▸ **Task objective**: It is required that all of the data be written out exactly.
***** Recorded information
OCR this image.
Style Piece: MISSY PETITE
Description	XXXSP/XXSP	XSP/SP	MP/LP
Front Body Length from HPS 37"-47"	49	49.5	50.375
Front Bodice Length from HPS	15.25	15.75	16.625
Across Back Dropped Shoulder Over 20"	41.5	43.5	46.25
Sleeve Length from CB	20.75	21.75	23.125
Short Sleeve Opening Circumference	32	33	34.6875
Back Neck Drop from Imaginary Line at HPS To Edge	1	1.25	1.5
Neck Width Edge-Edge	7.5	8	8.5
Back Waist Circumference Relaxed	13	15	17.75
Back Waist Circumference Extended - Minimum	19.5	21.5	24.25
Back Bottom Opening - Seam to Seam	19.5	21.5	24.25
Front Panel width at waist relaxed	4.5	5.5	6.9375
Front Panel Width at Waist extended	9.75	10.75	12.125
**********
▸ **The answer**:
OCR this image.
Style Piece: MISSY PETITE
Description	XXXSP/XXSP	XSP/SP	MP/LP
Front Body Length from HPS 37"-47"	49	49.5	50.375
Front Bodice Length from HPS	15.25	15.75	16.625
Across Back Dropped Shoulder Over 20"	41.5	43.5	46.25
Sleeve Length from CB	20.75	21.75	23.125
Short Sleeve Opening Circumference	32	33	34.6875
Back Neck Drop from Imaginary Line at HPS To Edge	1	1.25	1.5
Neck Width Edge-Edge	7.5	8	8.5
Back Waist Circumference Relaxed	13	15	17.75
Back Waist Circumference Extended - Minimum	19.5	21.5	24.25
Back Bottom Opening - Seam to Seam	19.5	21.5	24.25
Front Panel width at waist relaxed	4.5	5.5	6.9375
Front Panel Width at Waist extended	9.75	10.75	12.125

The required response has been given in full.